## WORK TO COMPLETE
Copy out the items below without any changes, from the line with "353, 686, 416]" up to and including the line with "Decompose this screenshot".

## TASK DATA
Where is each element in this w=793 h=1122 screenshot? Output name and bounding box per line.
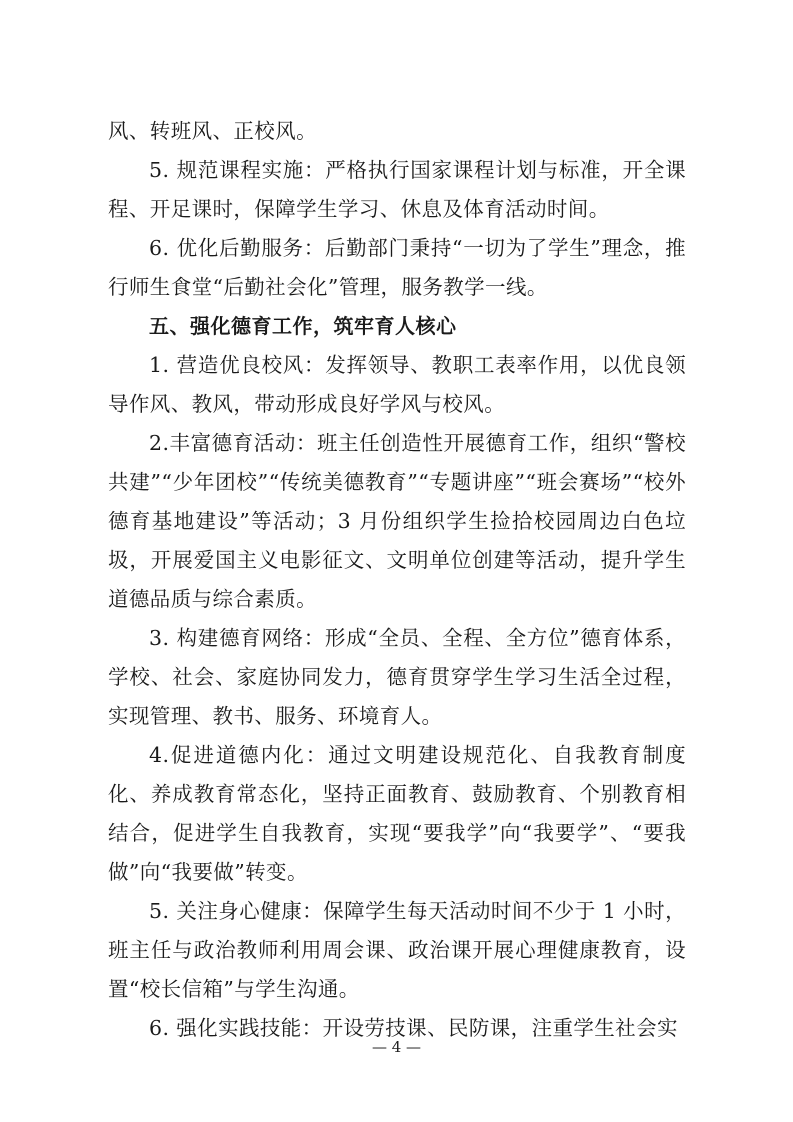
paragraph-item-school-spirit: 1. 营造优良校风：发挥领导、教职工表率作用，以优良领导作风、教风，带动形成良好学风与校风。 [108, 353, 686, 416]
paragraph-item-moral-activities: 2.丰富德育活动：班主任创造性开展德育工作，组织“警校共建”“少年团校”“传统美德教育”“专题讲座”“班会赛场”“校外德育基地建设”等活动；3 月份组织学生捡拾校园周边白色垃圾，开展爱国主义电影征文、文明单位创建等活动，提升学生道德品质与综合素质。 [108, 431, 686, 611]
paragraph-item-health: 5. 关注身心健康：保障学生每天活动时间不少于 1 小时，班主任与政治教师利用周会课、政治课开展心理健康教育，设置“校长信箱”与学生沟通。 [108, 899, 686, 1001]
page-number: — 4 — [371, 1038, 422, 1056]
paragraph-item-practical-skills: 6. 强化实践技能：开设劳技课、民防课，注重学生社会实 [149, 1016, 678, 1040]
paragraph-item-logistics-service: 6. 优化后勤服务：后勤部门秉持“一切为了学生”理念，推行师生食堂“后勤社会化”管理，服务教学一线。 [108, 236, 686, 299]
paragraph-item-moral-network: 3. 构建德育网络：形成“全员、全程、全方位”德育体系，学校、社会、家庭协同发力，德育贯穿学生学习生活全过程，实现管理、教书、服务、环境育人。 [108, 626, 686, 728]
paragraph-item-standardize-curriculum: 5. 规范课程实施：严格执行国家课程计划与标准，开全课程、开足课时，保障学生学习、休息及体育活动时间。 [108, 158, 686, 221]
paragraph-continuation: 风、转班风、正校风。 [108, 119, 317, 143]
paragraph-item-moral-internalization: 4.促进道德内化：通过文明建设规范化、自我教育制度化、养成教育常态化，坚持正面教育、鼓励教育、个别教育相结合，促进学生自我教育，实现“要我学”向“我要学”、“要我做”向“我要做”转变。 [108, 743, 686, 884]
document-body [108, 112, 686, 1048]
section-heading: 五、强化德育工作，筑牢育人核心 [149, 314, 457, 338]
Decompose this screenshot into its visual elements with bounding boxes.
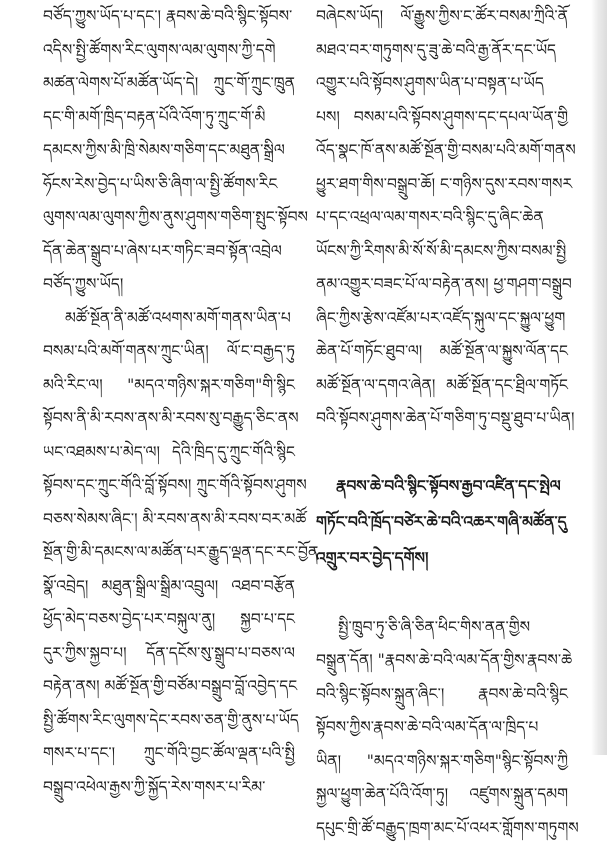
text-line: བརྟེན་ནས། མཚོ་སྔོན་གྱི་བཙོམ་བསྒྲུབ་བློ་འབྱེད་དང xyxy=(43,672,295,706)
text-line: བཙོད་ཀྱུས་ཡོད། xyxy=(43,270,295,304)
paragraph-first-line: མཚོ་སྔོན་ནི་མཚོ་འཕགས་མགོ་གནས་ཡིན་པ xyxy=(43,304,295,338)
text-line: བའི་སྙིང་སྟོབས་སྐྲུན་ཞིང་། རྣབས་ཆེ་བའི་སྙིང xyxy=(316,680,568,714)
text-line: སྟོབས་དང་ཀྲུང་གོའི་བློ་སྟོབས། ཀྲུང་གོའི་སྟོབས་ཤུགས xyxy=(43,471,295,505)
text-line: འགྱུར་པའི་སྟོབས་ཤུགས་ཡིན་པ་བསྟན་པ་ཡོད xyxy=(316,69,568,103)
section-heading-line: གཏོང་བའི་ཁྲོད་བཙེར་ཆེ་བའི་འཆར་གཞི་མཚོན་དུ xyxy=(316,507,568,543)
text-line: མཚོ་སྔོན་ལ་དགའ་ཞེན། མཚོ་སྔོན་དང་ཐྲིལ་གཏོང xyxy=(316,371,568,405)
section-spacer xyxy=(316,579,568,613)
text-line: ཆེན་པོ་གཏོང་ཐུབ་ལ། མཚོ་སྔོན་ལ་སྐྱུས་ལོན་དང xyxy=(316,337,568,371)
section-spacer xyxy=(316,438,568,472)
text-line: སྟོབས་ནི་མི་རབས་ནས་མི་རབས་སུ་བརྒྱུད་ཅིང་ནས xyxy=(43,404,295,438)
paragraph-first-line: སྤྱི་ཁྲུབ་ཏུ་ཅི་ཞི་ཅིན་ཕིང་གིས་ནན་གྱིས xyxy=(316,613,568,647)
text-line: བསྒྲུན་དོན། "རྣབས་ཆེ་བའི་ལམ་དོན་གྱིས་རྣབས་ཆེ xyxy=(316,646,568,680)
section-heading-line: འགྲུར་བར་བྱེད་དགོས། xyxy=(316,543,568,579)
text-line: མཚན་ལེགས་པོ་མཚོན་ཡོད་དེ། ཀྲུང་གོ་ཀྲུང་ཁྲུན xyxy=(43,69,295,103)
text-line: བསྒྲུབ་འཕེལ་རྒྱས་ཀྱི་སྐྱོད་རེས་གསར་པ་རིམ་ xyxy=(43,773,295,807)
text-line: འོད་སྣང་ཁོ་ནས་མཚོ་སྔོན་གྱི་བསམ་པའི་མགོ་གནས xyxy=(316,136,568,170)
text-line: པས། བསམ་པའི་སྟོབས་ཤུགས་དང་དཔལ་ཡོན་གྱི xyxy=(316,103,568,137)
text-line: ཞིང་ཀྱིས་རྩེས་འཛོམ་པར་འཛོད་སྐུལ་དང་སྐྱུལ་ཕྱུག xyxy=(316,304,568,338)
text-line: སྣོ་འབྲེད། མཐུན་སྒྲིལ་སྒྲིམ་འབྲུལ། འཐབ་བརྩོན xyxy=(43,572,295,606)
text-line: ལུགས་ལམ་ལུགས་ཀྱིས་ནུས་ཤུགས་གཅིག་སྤུང་སྟོབས xyxy=(43,203,295,237)
text-line: ནམ་འགྱུར་བཟང་པོ་ལ་བརྟེན་ནས། ཕྱ་གཤག་བསྒྲུབ xyxy=(316,270,568,304)
text-line: ཕྱུར་ཐག་གིས་བསྒྲུབ་ཆོ། ང་གཉིས་དུས་རབས་གསར xyxy=(316,170,568,204)
text-line: དཔུང་གྲི་ཚོ་བརྒྱུད་ཁྲག་མང་པོ་འཕར་གློགས་གཏུགས xyxy=(316,814,568,847)
text-line: སྐྱལ་ཕྱུག་ཆེན་པོའི་འོག་ཏུ། འཛུགས་སྐྲུན་དམག xyxy=(316,780,568,814)
text-line: སྟོབས་ཀྱིས་རྣབས་ཆེ་བའི་ལམ་དོན་ལ་ཁྲིད་པ xyxy=(316,713,568,747)
text-line: གསར་པ་དང་། ཀྲུང་གོའི་བྱང་ཚོལ་ལྡན་པའི་སྤྱི xyxy=(43,739,295,773)
text-line: བའི་སྟོབས་ཤུགས་ཆེན་པོ་གཅིག་ཏུ་བསྡུ་ཐུབ་པ་ཡིན། xyxy=(316,404,568,438)
text-line: སྤྱི་ཚོགས་རིང་ལུགས་དེང་རབས་ཅན་གྱི་ནུས་པ་ཡོད xyxy=(43,706,295,740)
text-line: བཅས་སེམས་ཞིང་། མི་རབས་ནས་མི་རབས་བར་མཚོ xyxy=(43,505,295,539)
text-line: མཐའ་བར་གཏུགས་དུ་ཟུ་ཆེ་བའི་རྒྱ་ནོར་དང་ཡོད xyxy=(316,36,568,70)
text-line: བཞེངས་ཡོད། ལོ་རྒྱུས་ཀྱིས་ང་ཚོར་བསམ་ཀྲིའི་ནོ xyxy=(316,2,568,36)
text-line: དམངས་ཀྱིས་མི་ཁྲི་སེམས་གཅིག་དང་མཐུན་སྒྲིལ xyxy=(43,136,295,170)
right-column xyxy=(316,2,568,847)
text-line: ཧོངས་རེས་བྱེད་པ་ཡིས་ཅི་ཞིག་ལ་སྤྱི་ཚོགས་རིང xyxy=(43,170,295,204)
left-column xyxy=(43,2,295,806)
text-line: ཕྱོད་མེད་བཅས་བྱེད་པར་བསྐུལ་ནུ། སྐྱབ་པ་དང xyxy=(43,605,295,639)
text-line: ཡོངས་ཀྱི་རིགས་མི་སོ་སོ་མི་དམངས་ཀྱིས་བསམ་སྤྱི xyxy=(316,237,568,271)
text-line: པ་དང་འཕྲལ་ལམ་གསར་བའི་སྙིང་དུ་ཞིང་ཆེན xyxy=(316,203,568,237)
text-line: དོན་ཆེན་སྒྲུབ་པ་ཞེས་པར་གཏིང་ཟབ་སྟོན་འབྲེལ xyxy=(43,237,295,271)
text-line: འདིས་སྤྱི་ཚོགས་རིང་ལུགས་ལམ་ལུགས་ཀྱི་དགེ xyxy=(43,36,295,70)
text-line: སྔོན་གྱི་མི་དམངས་ལ་མཚོན་པར་རྒྱུད་ལྡན་དང་རང་བྱོན xyxy=(43,538,295,572)
text-line: དུར་ཀྱིས་སྐྱབ་པ། དོན་དངོས་སུ་སྒྲུབ་པ་བཅས་ལ xyxy=(43,639,295,673)
text-line: ཡིན། "མདའ་གཉིས་སྐར་གཅིག"སྙིང་སྟོབས་ཀྱི xyxy=(316,747,568,781)
text-line: ཡང་འཐམས་པ་མེད་ལ། དེའི་ཁྲིད་དུ་ཀྲུང་གོའི་སྙིང xyxy=(43,438,295,472)
text-line: མའི་རིང་ལ། "མདའ་གཉིས་སྐར་གཅིག"གི་སྙིང xyxy=(43,371,295,405)
text-line: བཙོད་ཀྱུས་ཡོད་པ་དང་། རྣབས་ཆེ་བའི་སྙིང་སྟོབས་ xyxy=(43,2,295,36)
page-edge-shadow xyxy=(591,0,607,755)
section-heading-line: རྣབས་ཆེ་བའི་སྙིང་སྟོབས་རྒྱབ་འཛིན་དང་སྤེལ xyxy=(316,471,568,507)
text-line: དང་གི་མགོ་ཁྲིད་བརྟན་པོའི་འོག་ཏུ་ཀྲུང་གོ་མི xyxy=(43,103,295,137)
text-line: བསམ་པའི་མགོ་གནས་ཀྲུང་ཡིན། ལོ་ང་བརྒྱད་ཏུ xyxy=(43,337,295,371)
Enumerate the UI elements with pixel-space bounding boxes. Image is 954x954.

## COMPLETE RESPONSE
paragraph-item-school-spirit: 1. 营造优良校风：发挥领导、教职工表率作用，以优良领导作风、教风，带动形成良好学风与校风。 [108, 353, 686, 416]
paragraph-item-moral-activities: 2.丰富德育活动：班主任创造性开展德育工作，组织“警校共建”“少年团校”“传统美德教育”“专题讲座”“班会赛场”“校外德育基地建设”等活动；3 月份组织学生捡拾校园周边白色垃圾，开展爱国主义电影征文、文明单位创建等活动，提升学生道德品质与综合素质。 [108, 431, 686, 611]
paragraph-item-health: 5. 关注身心健康：保障学生每天活动时间不少于 1 小时，班主任与政治教师利用周会课、政治课开展心理健康教育，设置“校长信箱”与学生沟通。 [108, 899, 686, 1001]
page-number: — 4 — [371, 1038, 422, 1056]
paragraph-item-practical-skills: 6. 强化实践技能：开设劳技课、民防课，注重学生社会实 [149, 1016, 678, 1040]
paragraph-item-logistics-service: 6. 优化后勤服务：后勤部门秉持“一切为了学生”理念，推行师生食堂“后勤社会化”管理，服务教学一线。 [108, 236, 686, 299]
paragraph-item-moral-network: 3. 构建德育网络：形成“全员、全程、全方位”德育体系，学校、社会、家庭协同发力，德育贯穿学生学习生活全过程，实现管理、教书、服务、环境育人。 [108, 626, 686, 728]
paragraph-item-standardize-curriculum: 5. 规范课程实施：严格执行国家课程计划与标准，开全课程、开足课时，保障学生学习、休息及体育活动时间。 [108, 158, 686, 221]
paragraph-continuation: 风、转班风、正校风。 [108, 119, 317, 143]
paragraph-item-moral-internalization: 4.促进道德内化：通过文明建设规范化、自我教育制度化、养成教育常态化，坚持正面教育、鼓励教育、个别教育相结合，促进学生自我教育，实现“要我学”向“我要学”、“要我做”向“我要做”转变。 [108, 743, 686, 884]
document-body [108, 112, 686, 1048]
section-heading: 五、强化德育工作，筑牢育人核心 [149, 314, 457, 338]
Decompose this screenshot into its visual elements with bounding boxes.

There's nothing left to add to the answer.